** begin **
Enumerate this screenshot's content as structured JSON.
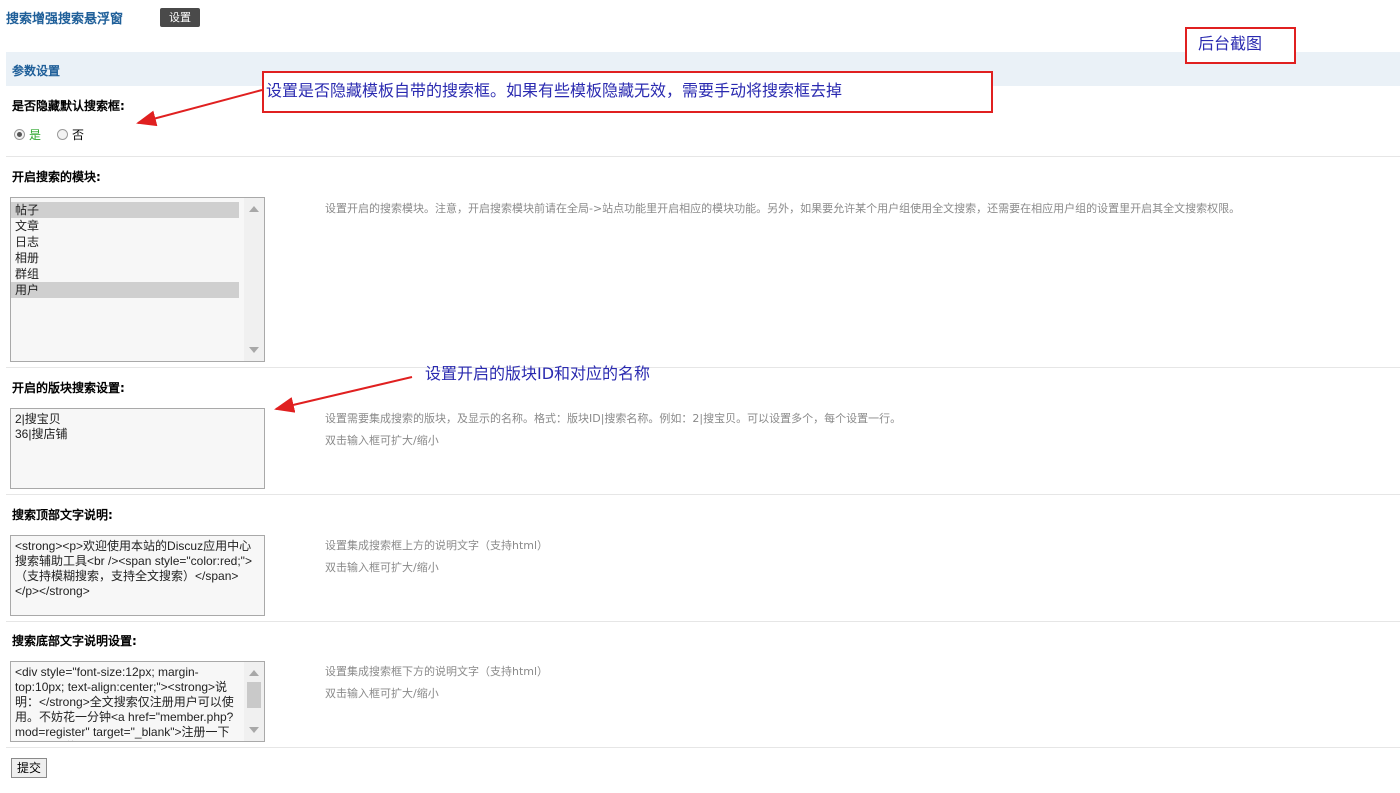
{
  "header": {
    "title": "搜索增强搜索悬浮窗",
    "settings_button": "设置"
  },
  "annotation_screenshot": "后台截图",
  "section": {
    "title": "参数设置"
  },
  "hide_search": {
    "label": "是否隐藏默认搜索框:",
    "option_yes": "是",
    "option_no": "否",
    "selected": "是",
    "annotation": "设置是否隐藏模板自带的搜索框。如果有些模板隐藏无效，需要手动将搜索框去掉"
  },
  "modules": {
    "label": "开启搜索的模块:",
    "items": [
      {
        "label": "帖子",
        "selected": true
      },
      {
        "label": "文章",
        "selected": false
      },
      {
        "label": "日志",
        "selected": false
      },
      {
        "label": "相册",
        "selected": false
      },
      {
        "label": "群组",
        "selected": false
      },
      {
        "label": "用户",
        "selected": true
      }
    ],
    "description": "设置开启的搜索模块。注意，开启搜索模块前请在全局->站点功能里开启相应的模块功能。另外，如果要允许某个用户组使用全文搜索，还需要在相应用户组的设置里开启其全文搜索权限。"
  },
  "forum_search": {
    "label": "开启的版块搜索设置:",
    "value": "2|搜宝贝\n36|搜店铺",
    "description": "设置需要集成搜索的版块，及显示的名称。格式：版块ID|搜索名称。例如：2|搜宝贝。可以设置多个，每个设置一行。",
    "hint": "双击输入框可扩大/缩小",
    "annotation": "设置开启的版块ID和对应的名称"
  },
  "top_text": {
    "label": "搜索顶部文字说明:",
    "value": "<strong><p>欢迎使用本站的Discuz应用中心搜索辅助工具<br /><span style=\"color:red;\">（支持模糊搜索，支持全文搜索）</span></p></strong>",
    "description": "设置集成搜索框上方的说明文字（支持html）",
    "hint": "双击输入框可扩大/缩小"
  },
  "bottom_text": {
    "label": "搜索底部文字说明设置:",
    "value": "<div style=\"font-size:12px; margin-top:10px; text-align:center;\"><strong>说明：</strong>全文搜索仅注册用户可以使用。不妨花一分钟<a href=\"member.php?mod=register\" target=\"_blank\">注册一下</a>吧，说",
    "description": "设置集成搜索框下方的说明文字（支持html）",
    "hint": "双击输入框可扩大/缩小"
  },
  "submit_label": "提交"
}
** end **
** begin **
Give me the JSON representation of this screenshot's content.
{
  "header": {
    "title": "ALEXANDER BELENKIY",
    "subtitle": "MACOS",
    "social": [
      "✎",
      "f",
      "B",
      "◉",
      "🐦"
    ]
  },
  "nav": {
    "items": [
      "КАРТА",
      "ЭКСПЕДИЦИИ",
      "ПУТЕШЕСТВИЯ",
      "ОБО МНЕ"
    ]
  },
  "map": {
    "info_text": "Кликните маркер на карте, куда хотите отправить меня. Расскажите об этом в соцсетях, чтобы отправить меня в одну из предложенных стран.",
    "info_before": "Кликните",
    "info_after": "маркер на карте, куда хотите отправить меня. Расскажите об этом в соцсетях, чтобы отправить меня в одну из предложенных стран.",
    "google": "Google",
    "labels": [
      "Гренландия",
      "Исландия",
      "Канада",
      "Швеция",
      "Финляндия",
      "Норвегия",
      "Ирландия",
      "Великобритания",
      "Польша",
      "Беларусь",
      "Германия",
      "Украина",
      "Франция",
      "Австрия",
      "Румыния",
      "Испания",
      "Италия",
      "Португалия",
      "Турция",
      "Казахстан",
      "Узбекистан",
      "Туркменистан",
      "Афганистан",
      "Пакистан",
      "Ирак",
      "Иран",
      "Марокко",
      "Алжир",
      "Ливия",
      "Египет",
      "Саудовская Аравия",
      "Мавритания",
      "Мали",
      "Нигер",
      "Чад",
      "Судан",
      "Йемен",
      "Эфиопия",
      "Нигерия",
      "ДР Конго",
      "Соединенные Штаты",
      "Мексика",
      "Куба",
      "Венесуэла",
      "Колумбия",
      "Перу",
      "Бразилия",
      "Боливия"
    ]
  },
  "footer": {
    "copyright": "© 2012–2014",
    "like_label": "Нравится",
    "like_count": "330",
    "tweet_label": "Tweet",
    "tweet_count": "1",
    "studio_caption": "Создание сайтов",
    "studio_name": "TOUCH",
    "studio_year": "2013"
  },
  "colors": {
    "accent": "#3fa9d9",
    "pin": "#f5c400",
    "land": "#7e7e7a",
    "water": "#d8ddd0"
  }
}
** end **
*What the exercise asks*: In the entries above, find each line with the word "карте" and show it.

*Task result*:
    "info_text": "Кликните маркер на карте, куда хотите отправить меня. Расскажите об этом в соцсетях, чтобы отправить меня в одну из предложенных стран.",
    "info_after": "маркер на карте, куда хотите отправить меня. Расскажите об этом в соцсетях, чтобы отправить меня в одну из предложенных стран.",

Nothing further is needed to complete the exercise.